Problem → Make an exact copy of all the records.

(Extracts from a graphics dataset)
--------------------------------

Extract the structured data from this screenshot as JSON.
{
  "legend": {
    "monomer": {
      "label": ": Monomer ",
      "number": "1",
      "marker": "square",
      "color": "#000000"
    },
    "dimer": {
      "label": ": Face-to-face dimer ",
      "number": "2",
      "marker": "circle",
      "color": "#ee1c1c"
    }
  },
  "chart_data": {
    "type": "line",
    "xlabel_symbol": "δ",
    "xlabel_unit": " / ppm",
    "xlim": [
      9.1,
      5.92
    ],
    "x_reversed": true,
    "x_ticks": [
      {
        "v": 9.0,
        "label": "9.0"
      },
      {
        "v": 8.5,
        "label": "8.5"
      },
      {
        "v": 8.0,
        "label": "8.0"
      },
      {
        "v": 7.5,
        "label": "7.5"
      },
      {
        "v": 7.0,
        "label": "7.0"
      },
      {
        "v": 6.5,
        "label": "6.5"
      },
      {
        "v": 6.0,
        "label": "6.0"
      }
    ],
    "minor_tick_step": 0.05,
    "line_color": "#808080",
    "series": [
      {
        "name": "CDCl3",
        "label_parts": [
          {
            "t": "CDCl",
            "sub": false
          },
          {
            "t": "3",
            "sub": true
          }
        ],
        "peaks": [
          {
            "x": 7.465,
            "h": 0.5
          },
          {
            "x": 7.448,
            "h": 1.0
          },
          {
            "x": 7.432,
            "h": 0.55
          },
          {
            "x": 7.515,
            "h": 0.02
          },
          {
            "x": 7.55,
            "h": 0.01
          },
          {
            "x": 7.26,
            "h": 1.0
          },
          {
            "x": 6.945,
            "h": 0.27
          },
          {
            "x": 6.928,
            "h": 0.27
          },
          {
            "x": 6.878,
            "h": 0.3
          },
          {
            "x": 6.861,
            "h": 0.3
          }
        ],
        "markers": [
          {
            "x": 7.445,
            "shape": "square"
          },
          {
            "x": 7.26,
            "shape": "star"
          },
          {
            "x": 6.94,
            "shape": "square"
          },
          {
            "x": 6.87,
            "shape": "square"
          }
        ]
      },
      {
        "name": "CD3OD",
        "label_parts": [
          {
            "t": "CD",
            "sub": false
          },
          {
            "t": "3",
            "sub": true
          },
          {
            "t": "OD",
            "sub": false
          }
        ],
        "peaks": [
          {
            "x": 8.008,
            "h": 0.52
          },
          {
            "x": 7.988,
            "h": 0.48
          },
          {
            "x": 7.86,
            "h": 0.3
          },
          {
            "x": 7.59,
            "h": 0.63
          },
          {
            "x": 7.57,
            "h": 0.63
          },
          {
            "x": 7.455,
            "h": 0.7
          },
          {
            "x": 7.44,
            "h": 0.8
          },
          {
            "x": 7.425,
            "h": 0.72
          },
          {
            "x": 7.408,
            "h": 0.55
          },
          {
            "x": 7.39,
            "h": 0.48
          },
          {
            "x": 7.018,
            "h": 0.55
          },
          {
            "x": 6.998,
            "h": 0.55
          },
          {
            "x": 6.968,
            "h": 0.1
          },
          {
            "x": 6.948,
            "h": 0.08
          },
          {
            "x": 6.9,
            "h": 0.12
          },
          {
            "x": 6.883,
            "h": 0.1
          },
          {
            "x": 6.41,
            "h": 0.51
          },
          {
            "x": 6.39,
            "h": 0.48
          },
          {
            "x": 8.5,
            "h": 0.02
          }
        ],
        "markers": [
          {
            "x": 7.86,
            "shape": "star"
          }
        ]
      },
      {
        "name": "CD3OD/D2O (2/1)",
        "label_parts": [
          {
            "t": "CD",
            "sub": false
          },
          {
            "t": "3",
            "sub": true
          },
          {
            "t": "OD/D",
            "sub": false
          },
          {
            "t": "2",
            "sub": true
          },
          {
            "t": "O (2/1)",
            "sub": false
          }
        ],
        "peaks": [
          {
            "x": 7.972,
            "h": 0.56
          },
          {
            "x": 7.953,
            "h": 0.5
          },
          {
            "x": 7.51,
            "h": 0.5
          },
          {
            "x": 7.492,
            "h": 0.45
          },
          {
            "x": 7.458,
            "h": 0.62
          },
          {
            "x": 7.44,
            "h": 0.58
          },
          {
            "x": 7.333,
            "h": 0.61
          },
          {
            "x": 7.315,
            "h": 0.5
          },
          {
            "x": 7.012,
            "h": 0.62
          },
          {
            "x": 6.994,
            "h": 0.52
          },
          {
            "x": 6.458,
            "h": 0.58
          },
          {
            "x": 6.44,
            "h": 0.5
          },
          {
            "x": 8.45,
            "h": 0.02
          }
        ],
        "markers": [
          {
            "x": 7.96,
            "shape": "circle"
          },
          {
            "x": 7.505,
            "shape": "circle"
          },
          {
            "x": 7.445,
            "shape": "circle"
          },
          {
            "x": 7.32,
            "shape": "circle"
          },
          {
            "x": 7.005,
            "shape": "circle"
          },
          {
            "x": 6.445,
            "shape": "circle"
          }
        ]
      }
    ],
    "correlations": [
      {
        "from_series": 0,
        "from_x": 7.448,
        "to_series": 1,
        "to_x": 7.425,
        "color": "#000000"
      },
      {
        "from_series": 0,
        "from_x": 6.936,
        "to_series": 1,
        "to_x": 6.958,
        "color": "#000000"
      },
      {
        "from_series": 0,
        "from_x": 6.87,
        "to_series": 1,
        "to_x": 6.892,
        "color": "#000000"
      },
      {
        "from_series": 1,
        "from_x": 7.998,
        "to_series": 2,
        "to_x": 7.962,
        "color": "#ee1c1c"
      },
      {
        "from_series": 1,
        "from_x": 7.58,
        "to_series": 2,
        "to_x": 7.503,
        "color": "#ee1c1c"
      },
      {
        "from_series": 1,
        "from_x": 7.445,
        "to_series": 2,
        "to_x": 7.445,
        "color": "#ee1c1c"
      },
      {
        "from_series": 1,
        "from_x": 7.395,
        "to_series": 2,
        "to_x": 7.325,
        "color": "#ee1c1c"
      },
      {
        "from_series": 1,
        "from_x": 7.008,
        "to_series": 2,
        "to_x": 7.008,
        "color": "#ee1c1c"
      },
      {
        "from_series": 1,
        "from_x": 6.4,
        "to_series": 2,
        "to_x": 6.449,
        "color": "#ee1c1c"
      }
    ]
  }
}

--------------------------------

Result of the task →
Extract the structured data from this screenshot as JSON.
{
  "legend": {
    "monomer": {
      "label": ": Monomer ",
      "number": "1",
      "marker": "square",
      "color": "#000000"
    },
    "dimer": {
      "label": ": Face-to-face dimer ",
      "number": "2",
      "marker": "circle",
      "color": "#ee1c1c"
    }
  },
  "chart_data": {
    "type": "line",
    "xlabel_symbol": "δ",
    "xlabel_unit": " / ppm",
    "xlim": [
      9.1,
      5.92
    ],
    "x_reversed": true,
    "x_ticks": [
      {
        "v": 9.0,
        "label": "9.0"
      },
      {
        "v": 8.5,
        "label": "8.5"
      },
      {
        "v": 8.0,
        "label": "8.0"
      },
      {
        "v": 7.5,
        "label": "7.5"
      },
      {
        "v": 7.0,
        "label": "7.0"
      },
      {
        "v": 6.5,
        "label": "6.5"
      },
      {
        "v": 6.0,
        "label": "6.0"
      }
    ],
    "minor_tick_step": 0.05,
    "line_color": "#808080",
    "series": [
      {
        "name": "CDCl3",
        "label_parts": [
          {
            "t": "CDCl",
            "sub": false
          },
          {
            "t": "3",
            "sub": true
          }
        ],
        "peaks": [
          {
            "x": 7.465,
            "h": 0.5
          },
          {
            "x": 7.448,
            "h": 1.0
          },
          {
            "x": 7.432,
            "h": 0.55
          },
          {
            "x": 7.515,
            "h": 0.02
          },
          {
            "x": 7.55,
            "h": 0.01
          },
          {
            "x": 7.26,
            "h": 1.0
          },
          {
            "x": 6.945,
            "h": 0.27
          },
          {
            "x": 6.928,
            "h": 0.27
          },
          {
            "x": 6.878,
            "h": 0.3
          },
          {
            "x": 6.861,
            "h": 0.3
          }
        ],
        "markers": [
          {
            "x": 7.445,
            "shape": "square"
          },
          {
            "x": 7.26,
            "shape": "star"
          },
          {
            "x": 6.94,
            "shape": "square"
          },
          {
            "x": 6.87,
            "shape": "square"
          }
        ]
      },
      {
        "name": "CD3OD",
        "label_parts": [
          {
            "t": "CD",
            "sub": false
          },
          {
            "t": "3",
            "sub": true
          },
          {
            "t": "OD",
            "sub": false
          }
        ],
        "peaks": [
          {
            "x": 8.008,
            "h": 0.52
          },
          {
            "x": 7.988,
            "h": 0.48
          },
          {
            "x": 7.86,
            "h": 0.3
          },
          {
            "x": 7.59,
            "h": 0.63
          },
          {
            "x": 7.57,
            "h": 0.63
          },
          {
            "x": 7.455,
            "h": 0.7
          },
          {
            "x": 7.44,
            "h": 0.8
          },
          {
            "x": 7.425,
            "h": 0.72
          },
          {
            "x": 7.408,
            "h": 0.55
          },
          {
            "x": 7.39,
            "h": 0.48
          },
          {
            "x": 7.018,
            "h": 0.55
          },
          {
            "x": 6.998,
            "h": 0.55
          },
          {
            "x": 6.968,
            "h": 0.1
          },
          {
            "x": 6.948,
            "h": 0.08
          },
          {
            "x": 6.9,
            "h": 0.12
          },
          {
            "x": 6.883,
            "h": 0.1
          },
          {
            "x": 6.41,
            "h": 0.51
          },
          {
            "x": 6.39,
            "h": 0.48
          },
          {
            "x": 8.5,
            "h": 0.02
          }
        ],
        "markers": [
          {
            "x": 7.86,
            "shape": "star"
          }
        ]
      },
      {
        "name": "CD3OD/D2O (2/1)",
        "label_parts": [
          {
            "t": "CD",
            "sub": false
          },
          {
            "t": "3",
            "sub": true
          },
          {
            "t": "OD/D",
            "sub": false
          },
          {
            "t": "2",
            "sub": true
          },
          {
            "t": "O (2/1)",
            "sub": false
          }
        ],
        "peaks": [
          {
            "x": 7.972,
            "h": 0.56
          },
          {
            "x": 7.953,
            "h": 0.5
          },
          {
            "x": 7.51,
            "h": 0.5
          },
          {
            "x": 7.492,
            "h": 0.45
          },
          {
            "x": 7.458,
            "h": 0.62
          },
          {
            "x": 7.44,
            "h": 0.58
          },
          {
            "x": 7.333,
            "h": 0.61
          },
          {
            "x": 7.315,
            "h": 0.5
          },
          {
            "x": 7.012,
            "h": 0.62
          },
          {
            "x": 6.994,
            "h": 0.52
          },
          {
            "x": 6.458,
            "h": 0.58
          },
          {
            "x": 6.44,
            "h": 0.5
          },
          {
            "x": 8.45,
            "h": 0.02
          }
        ],
        "markers": [
          {
            "x": 7.96,
            "shape": "circle"
          },
          {
            "x": 7.505,
            "shape": "circle"
          },
          {
            "x": 7.445,
            "shape": "circle"
          },
          {
            "x": 7.32,
            "shape": "circle"
          },
          {
            "x": 7.005,
            "shape": "circle"
          },
          {
            "x": 6.445,
            "shape": "circle"
          }
        ]
      }
    ],
    "correlations": [
      {
        "from_series": 0,
        "from_x": 7.448,
        "to_series": 1,
        "to_x": 7.425,
        "color": "#000000"
      },
      {
        "from_series": 0,
        "from_x": 6.936,
        "to_series": 1,
        "to_x": 6.958,
        "color": "#000000"
      },
      {
        "from_series": 0,
        "from_x": 6.87,
        "to_series": 1,
        "to_x": 6.892,
        "color": "#000000"
      },
      {
        "from_series": 1,
        "from_x": 7.998,
        "to_series": 2,
        "to_x": 7.962,
        "color": "#ee1c1c"
      },
      {
        "from_series": 1,
        "from_x": 7.58,
        "to_series": 2,
        "to_x": 7.503,
        "color": "#ee1c1c"
      },
      {
        "from_series": 1,
        "from_x": 7.445,
        "to_series": 2,
        "to_x": 7.445,
        "color": "#ee1c1c"
      },
      {
        "from_series": 1,
        "from_x": 7.395,
        "to_series": 2,
        "to_x": 7.325,
        "color": "#ee1c1c"
      },
      {
        "from_series": 1,
        "from_x": 7.008,
        "to_series": 2,
        "to_x": 7.008,
        "color": "#ee1c1c"
      },
      {
        "from_series": 1,
        "from_x": 6.4,
        "to_series": 2,
        "to_x": 6.449,
        "color": "#ee1c1c"
      }
    ]
  }
}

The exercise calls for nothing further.